▶ [AIM]
Starting at the line that contains "figure-45: ▴ ▾" and stopping after the line that contains "ignore-radio[interactable]: [469, 617, 477, 625]", rewrite those lines of the listing with "Connection error" switched to "Link error" and everything else unchanged.

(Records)
• • • • •

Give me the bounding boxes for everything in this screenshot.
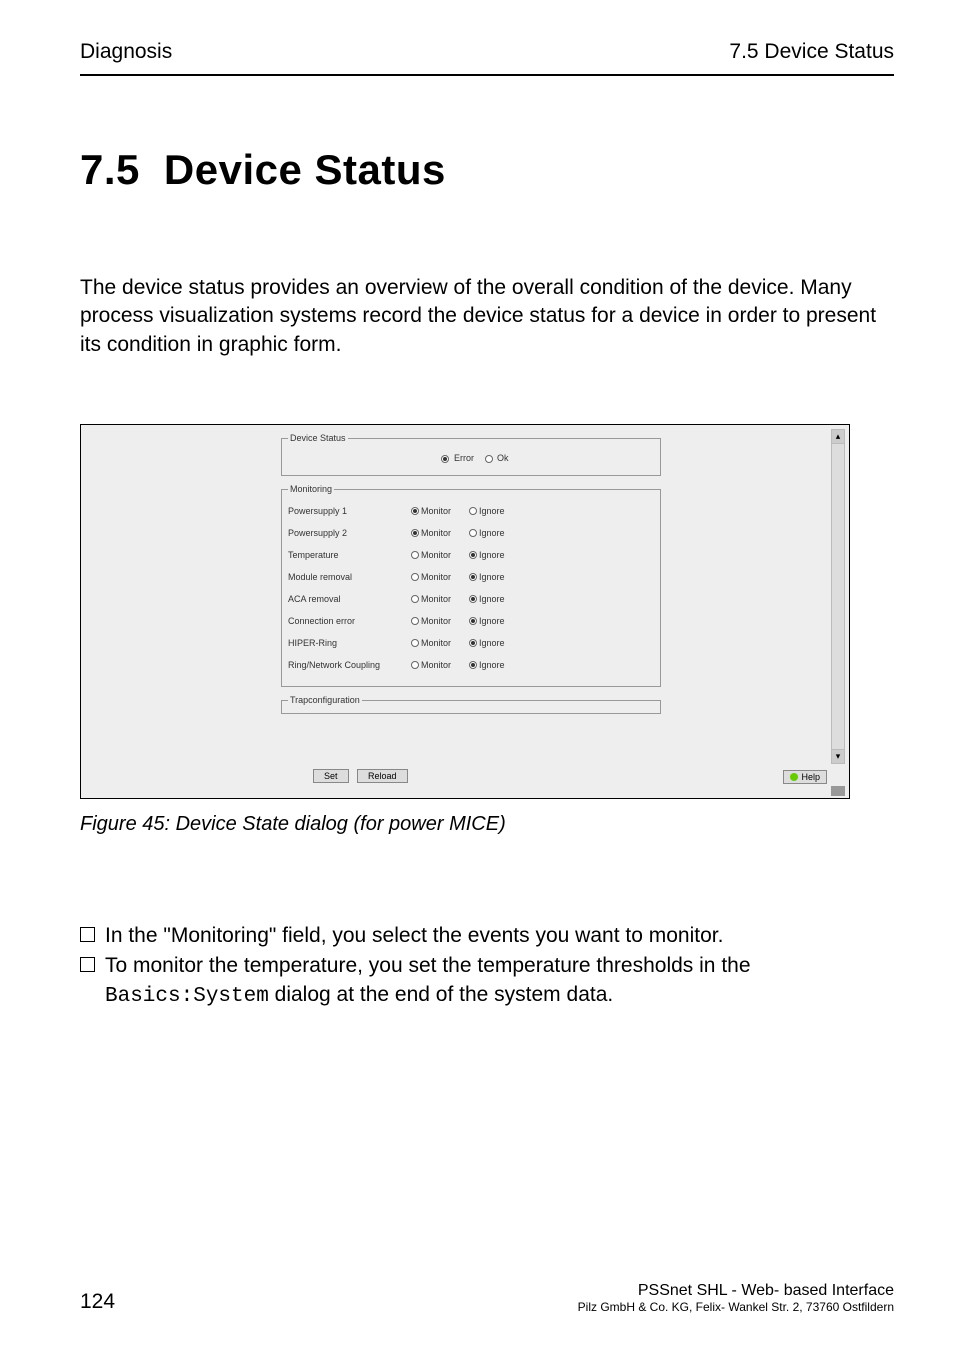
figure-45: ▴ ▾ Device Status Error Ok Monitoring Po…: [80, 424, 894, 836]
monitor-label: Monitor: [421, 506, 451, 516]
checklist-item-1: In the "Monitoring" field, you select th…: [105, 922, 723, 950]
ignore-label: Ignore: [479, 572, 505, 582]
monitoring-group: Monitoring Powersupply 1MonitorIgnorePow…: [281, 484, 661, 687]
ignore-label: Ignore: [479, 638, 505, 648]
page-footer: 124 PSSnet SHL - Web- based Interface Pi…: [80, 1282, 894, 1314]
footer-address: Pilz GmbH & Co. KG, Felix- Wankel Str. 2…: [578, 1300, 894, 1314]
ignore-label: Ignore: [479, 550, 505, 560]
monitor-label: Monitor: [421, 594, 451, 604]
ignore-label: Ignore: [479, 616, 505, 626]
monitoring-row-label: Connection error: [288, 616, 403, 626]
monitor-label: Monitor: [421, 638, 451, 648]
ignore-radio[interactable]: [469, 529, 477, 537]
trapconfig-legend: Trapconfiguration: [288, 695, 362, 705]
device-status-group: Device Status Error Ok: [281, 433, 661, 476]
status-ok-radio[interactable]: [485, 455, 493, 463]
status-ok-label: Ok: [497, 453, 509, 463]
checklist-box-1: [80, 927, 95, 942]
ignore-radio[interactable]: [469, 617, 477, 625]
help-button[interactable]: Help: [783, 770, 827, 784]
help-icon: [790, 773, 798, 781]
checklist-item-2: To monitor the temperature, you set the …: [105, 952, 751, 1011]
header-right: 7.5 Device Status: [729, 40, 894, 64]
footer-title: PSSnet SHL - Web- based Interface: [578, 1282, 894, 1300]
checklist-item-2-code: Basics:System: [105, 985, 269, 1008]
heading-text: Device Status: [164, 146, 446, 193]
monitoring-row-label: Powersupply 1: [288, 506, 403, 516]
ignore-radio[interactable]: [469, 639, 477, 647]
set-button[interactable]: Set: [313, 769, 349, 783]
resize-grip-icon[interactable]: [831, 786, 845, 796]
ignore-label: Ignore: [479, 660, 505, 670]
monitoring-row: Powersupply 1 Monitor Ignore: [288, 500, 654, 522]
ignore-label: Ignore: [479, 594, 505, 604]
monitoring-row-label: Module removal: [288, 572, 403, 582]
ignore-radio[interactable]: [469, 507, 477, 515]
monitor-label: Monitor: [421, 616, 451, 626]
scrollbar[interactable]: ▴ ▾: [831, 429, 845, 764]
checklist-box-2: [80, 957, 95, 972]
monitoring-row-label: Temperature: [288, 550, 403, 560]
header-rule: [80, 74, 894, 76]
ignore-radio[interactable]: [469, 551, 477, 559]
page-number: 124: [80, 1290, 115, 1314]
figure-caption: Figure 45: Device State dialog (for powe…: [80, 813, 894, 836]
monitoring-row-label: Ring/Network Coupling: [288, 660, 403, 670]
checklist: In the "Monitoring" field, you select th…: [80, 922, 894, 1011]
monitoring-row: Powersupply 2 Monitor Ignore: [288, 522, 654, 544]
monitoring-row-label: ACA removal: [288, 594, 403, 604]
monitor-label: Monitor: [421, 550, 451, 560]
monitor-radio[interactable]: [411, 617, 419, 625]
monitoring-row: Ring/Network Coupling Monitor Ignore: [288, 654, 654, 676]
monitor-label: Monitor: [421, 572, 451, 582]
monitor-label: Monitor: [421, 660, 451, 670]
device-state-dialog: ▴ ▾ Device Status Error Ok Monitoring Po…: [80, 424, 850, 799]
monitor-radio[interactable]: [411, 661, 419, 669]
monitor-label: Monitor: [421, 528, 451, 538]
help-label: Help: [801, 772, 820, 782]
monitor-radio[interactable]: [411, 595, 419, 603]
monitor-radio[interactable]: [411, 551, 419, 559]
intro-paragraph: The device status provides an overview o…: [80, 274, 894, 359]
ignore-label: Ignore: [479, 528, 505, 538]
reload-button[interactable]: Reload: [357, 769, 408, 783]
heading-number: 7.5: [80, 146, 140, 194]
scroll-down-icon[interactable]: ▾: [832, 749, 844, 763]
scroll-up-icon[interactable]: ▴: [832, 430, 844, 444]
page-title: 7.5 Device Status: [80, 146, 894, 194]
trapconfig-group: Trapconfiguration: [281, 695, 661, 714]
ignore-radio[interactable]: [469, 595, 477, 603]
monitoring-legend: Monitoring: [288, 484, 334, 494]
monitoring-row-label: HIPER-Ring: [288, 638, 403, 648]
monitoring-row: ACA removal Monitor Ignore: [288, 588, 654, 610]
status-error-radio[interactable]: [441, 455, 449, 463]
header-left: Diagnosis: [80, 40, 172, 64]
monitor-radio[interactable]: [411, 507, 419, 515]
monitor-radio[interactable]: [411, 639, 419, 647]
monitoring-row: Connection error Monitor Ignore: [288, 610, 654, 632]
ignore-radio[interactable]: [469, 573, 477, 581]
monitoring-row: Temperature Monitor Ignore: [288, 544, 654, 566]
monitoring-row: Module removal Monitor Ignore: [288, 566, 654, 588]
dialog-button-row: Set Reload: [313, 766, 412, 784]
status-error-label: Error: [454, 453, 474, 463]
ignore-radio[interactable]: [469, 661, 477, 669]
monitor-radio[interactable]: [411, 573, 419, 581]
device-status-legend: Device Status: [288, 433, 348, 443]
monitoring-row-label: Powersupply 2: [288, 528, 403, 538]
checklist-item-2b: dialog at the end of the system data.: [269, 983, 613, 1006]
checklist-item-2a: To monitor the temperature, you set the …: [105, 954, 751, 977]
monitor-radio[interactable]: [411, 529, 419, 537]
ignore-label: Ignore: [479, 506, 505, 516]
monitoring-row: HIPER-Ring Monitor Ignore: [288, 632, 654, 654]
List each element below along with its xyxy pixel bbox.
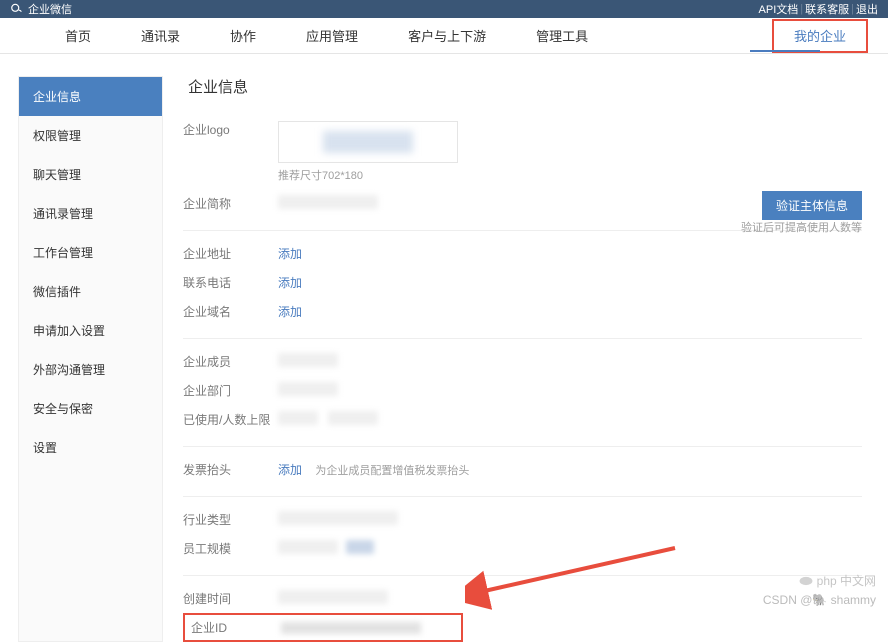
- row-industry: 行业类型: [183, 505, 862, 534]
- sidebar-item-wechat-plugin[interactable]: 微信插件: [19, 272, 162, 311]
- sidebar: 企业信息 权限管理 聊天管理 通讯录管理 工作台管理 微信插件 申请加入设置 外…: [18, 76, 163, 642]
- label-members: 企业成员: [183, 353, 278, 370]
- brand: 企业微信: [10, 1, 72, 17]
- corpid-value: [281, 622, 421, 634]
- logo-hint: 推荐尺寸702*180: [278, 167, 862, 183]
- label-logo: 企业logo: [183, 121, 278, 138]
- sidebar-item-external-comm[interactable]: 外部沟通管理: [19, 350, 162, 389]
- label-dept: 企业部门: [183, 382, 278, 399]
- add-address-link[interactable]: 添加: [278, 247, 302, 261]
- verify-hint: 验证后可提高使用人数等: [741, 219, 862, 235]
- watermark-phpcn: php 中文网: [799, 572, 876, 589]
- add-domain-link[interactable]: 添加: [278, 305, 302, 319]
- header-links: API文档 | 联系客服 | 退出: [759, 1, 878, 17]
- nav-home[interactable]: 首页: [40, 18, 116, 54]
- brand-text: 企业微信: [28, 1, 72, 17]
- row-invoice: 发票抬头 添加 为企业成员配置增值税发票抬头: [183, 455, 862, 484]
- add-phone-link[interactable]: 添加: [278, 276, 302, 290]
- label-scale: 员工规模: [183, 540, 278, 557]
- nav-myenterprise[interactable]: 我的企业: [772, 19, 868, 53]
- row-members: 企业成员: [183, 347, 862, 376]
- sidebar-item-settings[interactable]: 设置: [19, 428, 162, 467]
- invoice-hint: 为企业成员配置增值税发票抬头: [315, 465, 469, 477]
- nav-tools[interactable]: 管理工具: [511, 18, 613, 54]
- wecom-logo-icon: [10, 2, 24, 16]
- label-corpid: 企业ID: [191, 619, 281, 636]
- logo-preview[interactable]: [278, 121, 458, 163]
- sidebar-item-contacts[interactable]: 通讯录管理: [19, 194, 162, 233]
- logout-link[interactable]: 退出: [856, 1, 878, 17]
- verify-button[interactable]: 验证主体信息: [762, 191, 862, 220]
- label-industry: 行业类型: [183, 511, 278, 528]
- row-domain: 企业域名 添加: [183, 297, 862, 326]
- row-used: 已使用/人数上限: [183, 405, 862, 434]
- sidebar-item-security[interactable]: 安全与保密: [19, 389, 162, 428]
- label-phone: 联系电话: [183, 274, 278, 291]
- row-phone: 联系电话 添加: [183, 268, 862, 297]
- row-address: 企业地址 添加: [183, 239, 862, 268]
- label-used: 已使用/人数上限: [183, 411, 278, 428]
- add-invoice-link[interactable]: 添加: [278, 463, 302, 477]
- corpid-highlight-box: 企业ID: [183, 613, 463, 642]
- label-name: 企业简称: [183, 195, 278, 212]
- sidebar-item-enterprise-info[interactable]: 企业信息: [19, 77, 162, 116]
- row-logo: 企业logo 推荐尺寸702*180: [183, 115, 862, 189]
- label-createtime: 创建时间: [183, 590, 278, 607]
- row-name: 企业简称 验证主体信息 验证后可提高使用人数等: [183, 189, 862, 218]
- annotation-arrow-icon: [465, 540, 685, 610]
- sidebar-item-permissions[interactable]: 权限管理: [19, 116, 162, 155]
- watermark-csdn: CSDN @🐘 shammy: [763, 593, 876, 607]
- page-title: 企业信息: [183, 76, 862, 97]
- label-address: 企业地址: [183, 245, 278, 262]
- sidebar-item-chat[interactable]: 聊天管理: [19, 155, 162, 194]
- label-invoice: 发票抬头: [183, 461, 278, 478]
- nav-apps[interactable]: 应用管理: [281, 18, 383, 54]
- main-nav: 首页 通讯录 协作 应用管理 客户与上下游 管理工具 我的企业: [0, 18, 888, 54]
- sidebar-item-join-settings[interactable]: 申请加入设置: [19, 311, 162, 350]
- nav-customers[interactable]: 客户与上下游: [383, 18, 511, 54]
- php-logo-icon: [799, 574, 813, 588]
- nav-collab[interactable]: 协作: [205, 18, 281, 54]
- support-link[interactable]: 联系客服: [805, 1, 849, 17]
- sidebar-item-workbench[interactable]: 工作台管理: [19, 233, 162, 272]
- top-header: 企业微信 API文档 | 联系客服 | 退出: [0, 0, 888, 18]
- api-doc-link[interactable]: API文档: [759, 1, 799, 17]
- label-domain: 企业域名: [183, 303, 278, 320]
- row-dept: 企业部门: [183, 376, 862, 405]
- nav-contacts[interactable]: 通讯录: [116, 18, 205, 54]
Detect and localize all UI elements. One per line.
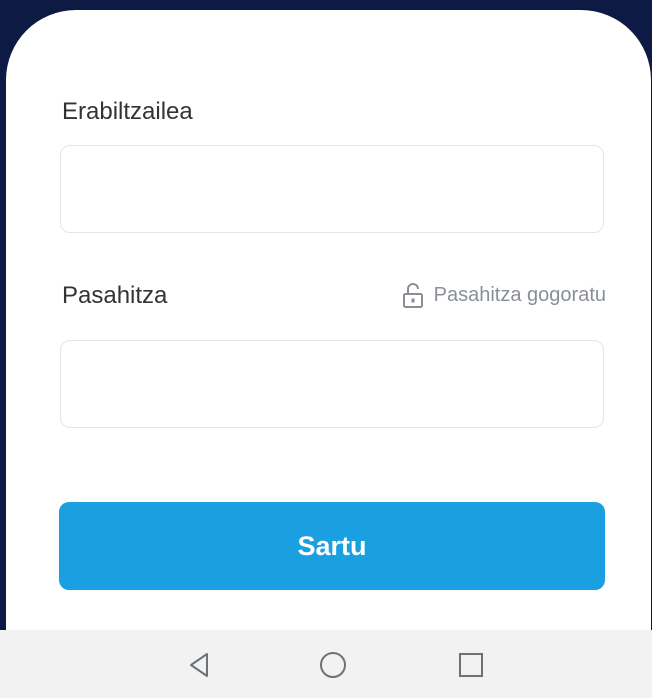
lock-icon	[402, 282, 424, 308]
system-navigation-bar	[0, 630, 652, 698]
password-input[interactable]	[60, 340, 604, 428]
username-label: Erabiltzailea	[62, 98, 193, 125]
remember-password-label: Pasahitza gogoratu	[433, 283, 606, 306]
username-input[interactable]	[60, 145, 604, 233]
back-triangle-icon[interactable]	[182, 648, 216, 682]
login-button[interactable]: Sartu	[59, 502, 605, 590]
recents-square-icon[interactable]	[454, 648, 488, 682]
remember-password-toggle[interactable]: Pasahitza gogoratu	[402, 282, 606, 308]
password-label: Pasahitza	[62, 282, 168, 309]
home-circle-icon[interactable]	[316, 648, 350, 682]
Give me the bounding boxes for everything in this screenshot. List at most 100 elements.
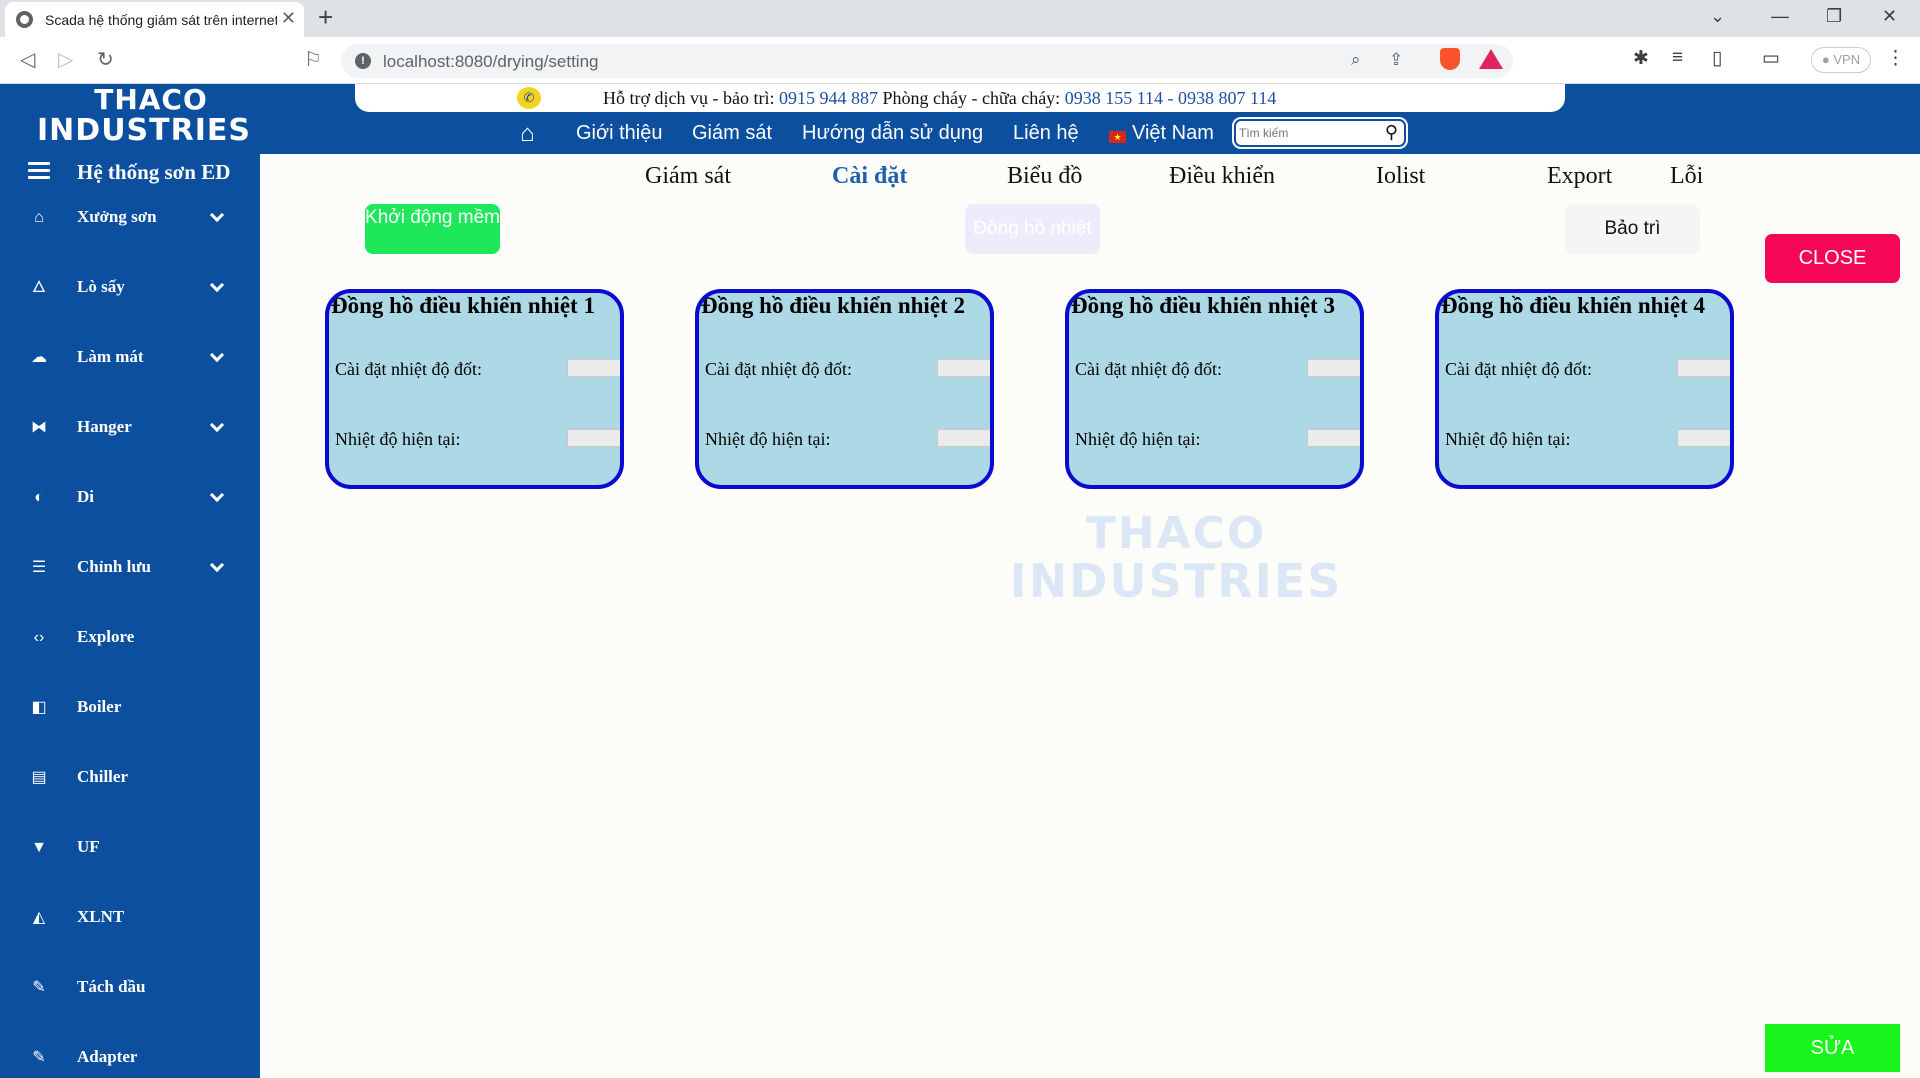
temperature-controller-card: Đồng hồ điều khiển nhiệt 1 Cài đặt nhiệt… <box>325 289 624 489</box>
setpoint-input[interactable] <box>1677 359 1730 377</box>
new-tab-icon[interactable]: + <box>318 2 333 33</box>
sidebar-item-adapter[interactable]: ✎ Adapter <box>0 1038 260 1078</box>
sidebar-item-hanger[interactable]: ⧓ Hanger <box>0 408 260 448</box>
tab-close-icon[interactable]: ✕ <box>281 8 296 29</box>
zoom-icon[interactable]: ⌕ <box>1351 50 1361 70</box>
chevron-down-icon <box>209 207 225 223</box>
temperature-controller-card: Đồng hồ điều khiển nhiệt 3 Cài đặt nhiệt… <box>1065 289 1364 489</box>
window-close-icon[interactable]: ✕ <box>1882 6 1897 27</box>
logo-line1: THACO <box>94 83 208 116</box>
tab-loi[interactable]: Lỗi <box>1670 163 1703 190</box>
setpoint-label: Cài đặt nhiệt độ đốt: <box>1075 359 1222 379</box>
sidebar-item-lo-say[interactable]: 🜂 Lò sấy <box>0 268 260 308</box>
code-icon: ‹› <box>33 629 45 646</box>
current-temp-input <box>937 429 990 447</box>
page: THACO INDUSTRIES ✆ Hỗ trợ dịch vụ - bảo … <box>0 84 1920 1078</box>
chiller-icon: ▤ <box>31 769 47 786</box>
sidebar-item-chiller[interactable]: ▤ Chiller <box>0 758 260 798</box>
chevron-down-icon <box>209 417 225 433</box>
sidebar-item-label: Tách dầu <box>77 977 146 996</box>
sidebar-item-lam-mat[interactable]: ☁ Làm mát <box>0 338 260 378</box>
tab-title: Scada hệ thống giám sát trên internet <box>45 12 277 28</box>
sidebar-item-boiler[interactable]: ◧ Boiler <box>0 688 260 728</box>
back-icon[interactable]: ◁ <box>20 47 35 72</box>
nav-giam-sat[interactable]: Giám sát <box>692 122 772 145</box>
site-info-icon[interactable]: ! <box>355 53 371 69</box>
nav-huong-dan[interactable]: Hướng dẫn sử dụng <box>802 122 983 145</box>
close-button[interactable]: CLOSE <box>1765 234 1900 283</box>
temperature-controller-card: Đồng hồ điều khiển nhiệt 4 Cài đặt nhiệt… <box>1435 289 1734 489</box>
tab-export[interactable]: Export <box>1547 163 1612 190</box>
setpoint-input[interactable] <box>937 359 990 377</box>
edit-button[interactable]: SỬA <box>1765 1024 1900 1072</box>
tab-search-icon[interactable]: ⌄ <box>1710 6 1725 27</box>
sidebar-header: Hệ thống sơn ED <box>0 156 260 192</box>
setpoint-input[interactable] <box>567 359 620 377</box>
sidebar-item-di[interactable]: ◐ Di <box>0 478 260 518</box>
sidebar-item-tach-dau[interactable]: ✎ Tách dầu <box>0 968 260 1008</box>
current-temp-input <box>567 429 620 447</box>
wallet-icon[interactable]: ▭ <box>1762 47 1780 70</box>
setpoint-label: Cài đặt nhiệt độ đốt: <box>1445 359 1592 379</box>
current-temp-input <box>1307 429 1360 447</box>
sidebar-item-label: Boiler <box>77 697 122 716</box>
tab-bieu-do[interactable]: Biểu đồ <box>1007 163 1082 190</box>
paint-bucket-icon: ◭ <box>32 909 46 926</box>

• • • • •

▶ [EXERCISE RESULT]
figure-45: ▴ ▾ Device Status Error Ok Monitoring Po…: [80, 424, 894, 836]
monitor-label: Monitor: [421, 506, 451, 516]
checklist-item-1: In the "Monitoring" field, you select th…: [105, 922, 723, 950]
ignore-label: Ignore: [479, 572, 505, 582]
monitoring-group: Monitoring Powersupply 1MonitorIgnorePow…: [281, 484, 661, 687]
ignore-label: Ignore: [479, 638, 505, 648]
page-footer: 124 PSSnet SHL - Web- based Interface Pi…: [80, 1282, 894, 1314]
footer-address: Pilz GmbH & Co. KG, Felix- Wankel Str. 2…: [578, 1300, 894, 1314]
ignore-label: Ignore: [479, 550, 505, 560]
monitor-label: Monitor: [421, 594, 451, 604]
ignore-label: Ignore: [479, 616, 505, 626]
monitoring-row-label: Link error: [288, 616, 403, 626]
monitor-label: Monitor: [421, 638, 451, 648]
ignore-radio[interactable]: [469, 529, 477, 537]
trapconfig-legend: Trapconfiguration: [288, 695, 362, 705]
device-status-group: Device Status Error Ok: [281, 433, 661, 476]
status-ok-radio[interactable]: [485, 455, 493, 463]
status-ok-label: Ok: [497, 453, 509, 463]
checklist-box-1: [80, 927, 95, 942]
ignore-radio[interactable]: [469, 617, 477, 625]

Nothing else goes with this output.